-- Exercise aim --
Copy out the listing below word for word, every line included.

Region boundary data:
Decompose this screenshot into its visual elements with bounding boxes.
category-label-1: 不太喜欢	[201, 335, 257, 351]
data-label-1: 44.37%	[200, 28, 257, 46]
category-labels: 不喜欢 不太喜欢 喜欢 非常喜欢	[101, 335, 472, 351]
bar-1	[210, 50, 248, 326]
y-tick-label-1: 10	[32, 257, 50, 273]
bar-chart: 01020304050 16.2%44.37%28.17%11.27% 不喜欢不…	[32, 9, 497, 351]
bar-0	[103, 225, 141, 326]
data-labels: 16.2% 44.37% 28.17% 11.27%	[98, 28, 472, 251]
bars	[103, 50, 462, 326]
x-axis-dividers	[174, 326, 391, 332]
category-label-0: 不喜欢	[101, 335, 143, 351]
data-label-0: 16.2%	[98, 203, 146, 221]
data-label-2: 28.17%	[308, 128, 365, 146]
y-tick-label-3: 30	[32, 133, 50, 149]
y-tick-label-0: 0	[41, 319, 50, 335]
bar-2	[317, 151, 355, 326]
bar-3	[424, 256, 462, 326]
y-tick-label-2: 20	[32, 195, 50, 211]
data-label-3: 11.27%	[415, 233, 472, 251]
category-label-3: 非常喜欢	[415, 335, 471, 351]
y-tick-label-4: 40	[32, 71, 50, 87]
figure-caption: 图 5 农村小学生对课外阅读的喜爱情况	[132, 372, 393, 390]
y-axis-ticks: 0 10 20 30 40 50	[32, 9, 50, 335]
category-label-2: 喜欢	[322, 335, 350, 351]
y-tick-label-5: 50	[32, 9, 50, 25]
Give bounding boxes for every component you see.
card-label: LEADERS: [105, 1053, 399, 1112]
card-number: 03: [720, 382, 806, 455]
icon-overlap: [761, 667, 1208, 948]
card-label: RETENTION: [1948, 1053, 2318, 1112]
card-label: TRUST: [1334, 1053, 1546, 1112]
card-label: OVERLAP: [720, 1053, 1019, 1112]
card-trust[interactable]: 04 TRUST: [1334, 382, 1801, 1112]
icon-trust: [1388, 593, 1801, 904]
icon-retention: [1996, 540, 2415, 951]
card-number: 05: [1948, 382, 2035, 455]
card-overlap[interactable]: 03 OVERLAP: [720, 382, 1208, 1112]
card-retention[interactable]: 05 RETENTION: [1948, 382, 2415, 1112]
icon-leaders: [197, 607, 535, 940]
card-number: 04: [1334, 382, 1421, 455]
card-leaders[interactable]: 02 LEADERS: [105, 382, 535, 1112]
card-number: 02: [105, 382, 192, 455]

-- Task answer --
Decompose this screenshot into its visual elements with bounding boxes.
category-label-1: 不太喜欢	[201, 335, 257, 351]
data-label-1: 44.37%	[200, 28, 257, 46]
category-labels: 不喜欢 不太喜欢 喜欢 非常喜欢	[101, 335, 472, 351]
bar-1	[210, 50, 248, 326]
y-tick-label-1: 10	[32, 257, 50, 273]
bar-chart: 01020304050 16.2%44.37%28.17%11.27% 不喜欢不…	[32, 9, 497, 351]
bar-0	[103, 225, 141, 326]
data-labels: 16.2% 44.37% 28.17% 11.27%	[98, 28, 472, 251]
bars	[103, 50, 462, 326]
x-axis-dividers	[174, 326, 391, 332]
category-label-0: 不喜欢	[101, 335, 143, 351]
data-label-0: 16.2%	[98, 203, 146, 221]
data-label-2: 28.17%	[308, 128, 365, 146]
y-tick-label-3: 30	[32, 133, 50, 149]
y-tick-label-0: 0	[41, 319, 50, 335]
bar-2	[317, 151, 355, 326]
bar-3	[424, 256, 462, 326]
y-tick-label-2: 20	[32, 195, 50, 211]
data-label-3: 11.27%	[415, 233, 472, 251]
category-label-3: 非常喜欢	[415, 335, 471, 351]
y-tick-label-4: 40	[32, 71, 50, 87]
figure-caption: 图 5 农村小学生对课外阅读的喜爱情况	[132, 372, 393, 390]
y-axis-ticks: 0 10 20 30 40 50	[32, 9, 50, 335]
category-label-2: 喜欢	[322, 335, 350, 351]
y-tick-label-5: 50	[32, 9, 50, 25]
Give bounding boxes for every component you see.
card-label: LEADERS: [105, 1053, 399, 1112]
card-number: 03: [720, 382, 806, 455]
icon-overlap: [761, 667, 1208, 948]
card-label: RETENTION: [1948, 1053, 2318, 1112]
card-label: TRUST: [1334, 1053, 1546, 1112]
card-label: OVERLAP: [720, 1053, 1019, 1112]
card-trust[interactable]: 04 TRUST: [1334, 382, 1801, 1112]
icon-trust: [1388, 593, 1801, 904]
icon-retention: [1996, 540, 2415, 951]
card-number: 05: [1948, 382, 2035, 455]
card-overlap[interactable]: 03 OVERLAP: [720, 382, 1208, 1112]
card-retention[interactable]: 05 RETENTION: [1948, 382, 2415, 1112]
icon-leaders: [197, 607, 535, 940]
card-number: 04: [1334, 382, 1421, 455]
card-leaders[interactable]: 02 LEADERS: [105, 382, 535, 1112]
card-number: 02: [105, 382, 192, 455]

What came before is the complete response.